**WORK TO COMPLETE**
Find the string "traits" in the entries and copy each line that has it.

**RECORDS SUPPLIED**
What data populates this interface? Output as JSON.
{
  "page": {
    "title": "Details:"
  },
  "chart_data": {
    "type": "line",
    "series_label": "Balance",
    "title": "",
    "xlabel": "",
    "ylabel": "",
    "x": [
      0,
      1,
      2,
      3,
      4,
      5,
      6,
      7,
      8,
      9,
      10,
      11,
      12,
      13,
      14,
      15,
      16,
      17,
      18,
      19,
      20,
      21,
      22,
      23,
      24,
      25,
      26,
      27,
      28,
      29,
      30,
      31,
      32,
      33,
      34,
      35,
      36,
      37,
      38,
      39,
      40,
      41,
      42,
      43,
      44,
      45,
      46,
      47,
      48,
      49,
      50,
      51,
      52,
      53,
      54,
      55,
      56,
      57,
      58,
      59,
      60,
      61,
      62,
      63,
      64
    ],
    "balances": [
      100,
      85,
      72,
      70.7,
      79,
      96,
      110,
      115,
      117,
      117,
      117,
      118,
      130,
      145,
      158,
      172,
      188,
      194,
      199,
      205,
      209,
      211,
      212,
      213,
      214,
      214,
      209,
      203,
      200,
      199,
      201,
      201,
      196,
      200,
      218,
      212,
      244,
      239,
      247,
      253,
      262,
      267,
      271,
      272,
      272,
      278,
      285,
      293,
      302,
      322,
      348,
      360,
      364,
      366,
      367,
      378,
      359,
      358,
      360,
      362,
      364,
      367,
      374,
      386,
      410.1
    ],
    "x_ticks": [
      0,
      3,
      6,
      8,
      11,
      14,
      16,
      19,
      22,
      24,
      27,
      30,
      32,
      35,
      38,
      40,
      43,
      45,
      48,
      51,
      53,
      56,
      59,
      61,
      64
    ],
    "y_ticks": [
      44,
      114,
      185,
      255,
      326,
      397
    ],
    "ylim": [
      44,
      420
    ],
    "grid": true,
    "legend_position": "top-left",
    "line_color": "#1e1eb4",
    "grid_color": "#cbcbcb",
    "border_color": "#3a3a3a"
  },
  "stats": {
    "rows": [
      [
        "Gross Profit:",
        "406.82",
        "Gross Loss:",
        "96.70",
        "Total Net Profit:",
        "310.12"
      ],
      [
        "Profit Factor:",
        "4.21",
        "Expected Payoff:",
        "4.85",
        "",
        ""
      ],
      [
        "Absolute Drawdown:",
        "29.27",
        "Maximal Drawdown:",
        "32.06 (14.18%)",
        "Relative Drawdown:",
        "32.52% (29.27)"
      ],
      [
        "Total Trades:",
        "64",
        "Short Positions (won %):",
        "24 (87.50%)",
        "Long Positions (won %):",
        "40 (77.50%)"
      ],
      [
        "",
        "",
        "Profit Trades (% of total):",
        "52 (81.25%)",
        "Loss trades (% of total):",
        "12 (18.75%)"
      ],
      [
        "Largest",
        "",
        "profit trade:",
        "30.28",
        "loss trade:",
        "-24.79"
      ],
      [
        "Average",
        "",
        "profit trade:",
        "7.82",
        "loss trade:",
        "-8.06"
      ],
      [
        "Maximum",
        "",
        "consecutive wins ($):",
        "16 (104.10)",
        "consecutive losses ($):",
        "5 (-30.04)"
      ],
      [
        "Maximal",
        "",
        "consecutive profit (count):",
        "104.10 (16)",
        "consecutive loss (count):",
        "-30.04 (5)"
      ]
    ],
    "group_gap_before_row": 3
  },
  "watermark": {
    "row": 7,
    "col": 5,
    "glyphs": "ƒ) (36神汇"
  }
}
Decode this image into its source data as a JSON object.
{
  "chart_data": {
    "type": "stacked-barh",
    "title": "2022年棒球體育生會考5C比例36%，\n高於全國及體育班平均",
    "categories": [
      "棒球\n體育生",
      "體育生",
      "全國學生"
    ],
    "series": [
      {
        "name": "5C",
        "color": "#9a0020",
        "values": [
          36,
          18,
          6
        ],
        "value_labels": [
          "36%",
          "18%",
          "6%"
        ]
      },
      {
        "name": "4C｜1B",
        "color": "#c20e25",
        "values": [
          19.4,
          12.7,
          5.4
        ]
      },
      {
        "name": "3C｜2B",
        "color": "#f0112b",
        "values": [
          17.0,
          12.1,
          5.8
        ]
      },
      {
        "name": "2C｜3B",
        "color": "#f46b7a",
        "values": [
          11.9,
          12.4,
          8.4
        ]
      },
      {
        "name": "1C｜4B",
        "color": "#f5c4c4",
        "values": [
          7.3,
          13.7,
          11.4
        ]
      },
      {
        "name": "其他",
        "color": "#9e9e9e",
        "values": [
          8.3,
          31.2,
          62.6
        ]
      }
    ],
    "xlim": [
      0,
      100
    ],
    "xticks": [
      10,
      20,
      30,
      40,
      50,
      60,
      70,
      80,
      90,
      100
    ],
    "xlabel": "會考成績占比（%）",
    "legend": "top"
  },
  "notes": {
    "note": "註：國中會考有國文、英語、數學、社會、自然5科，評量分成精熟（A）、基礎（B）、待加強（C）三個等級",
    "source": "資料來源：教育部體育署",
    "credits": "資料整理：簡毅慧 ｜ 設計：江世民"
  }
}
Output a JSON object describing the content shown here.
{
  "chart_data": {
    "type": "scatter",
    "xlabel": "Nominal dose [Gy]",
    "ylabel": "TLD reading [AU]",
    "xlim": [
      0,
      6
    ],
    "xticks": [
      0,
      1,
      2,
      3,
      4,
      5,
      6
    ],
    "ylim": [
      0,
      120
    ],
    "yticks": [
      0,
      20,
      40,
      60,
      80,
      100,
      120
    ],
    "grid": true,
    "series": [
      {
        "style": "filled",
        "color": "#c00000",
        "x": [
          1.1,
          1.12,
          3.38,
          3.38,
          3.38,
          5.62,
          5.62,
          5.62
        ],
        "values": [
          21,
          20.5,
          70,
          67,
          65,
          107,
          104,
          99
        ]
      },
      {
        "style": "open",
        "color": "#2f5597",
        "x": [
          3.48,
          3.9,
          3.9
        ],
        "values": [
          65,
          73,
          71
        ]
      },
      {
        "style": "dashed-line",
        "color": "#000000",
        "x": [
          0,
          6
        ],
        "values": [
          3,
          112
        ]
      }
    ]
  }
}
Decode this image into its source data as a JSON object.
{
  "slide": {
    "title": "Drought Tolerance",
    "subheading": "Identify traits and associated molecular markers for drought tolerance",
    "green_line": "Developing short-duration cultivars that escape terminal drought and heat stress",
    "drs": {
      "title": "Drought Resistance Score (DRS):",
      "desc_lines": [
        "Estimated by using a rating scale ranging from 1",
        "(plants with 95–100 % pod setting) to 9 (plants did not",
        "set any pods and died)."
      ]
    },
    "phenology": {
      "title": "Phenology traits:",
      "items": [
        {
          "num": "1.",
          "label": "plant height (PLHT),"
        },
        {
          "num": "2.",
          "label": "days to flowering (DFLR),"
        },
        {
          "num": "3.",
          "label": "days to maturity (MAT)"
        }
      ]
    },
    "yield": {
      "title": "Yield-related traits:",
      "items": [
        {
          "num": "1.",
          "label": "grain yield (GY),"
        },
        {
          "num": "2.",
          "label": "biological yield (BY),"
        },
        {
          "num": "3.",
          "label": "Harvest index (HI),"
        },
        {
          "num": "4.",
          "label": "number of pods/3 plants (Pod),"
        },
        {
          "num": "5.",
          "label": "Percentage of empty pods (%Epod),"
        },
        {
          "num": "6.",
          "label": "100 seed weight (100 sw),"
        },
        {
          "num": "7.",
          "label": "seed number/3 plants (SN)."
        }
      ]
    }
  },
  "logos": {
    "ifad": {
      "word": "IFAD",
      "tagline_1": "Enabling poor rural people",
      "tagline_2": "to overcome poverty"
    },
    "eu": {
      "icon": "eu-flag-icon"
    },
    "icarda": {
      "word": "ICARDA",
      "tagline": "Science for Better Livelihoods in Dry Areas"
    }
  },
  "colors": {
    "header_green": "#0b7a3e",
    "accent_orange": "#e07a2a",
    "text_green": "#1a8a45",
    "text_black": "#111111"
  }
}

**RESPONSE TO THIS TASK**
    "subheading": "Identify traits and associated molecular markers for drought tolerance",
      "title": "Phenology traits:",
      "title": "Yield-related traits:",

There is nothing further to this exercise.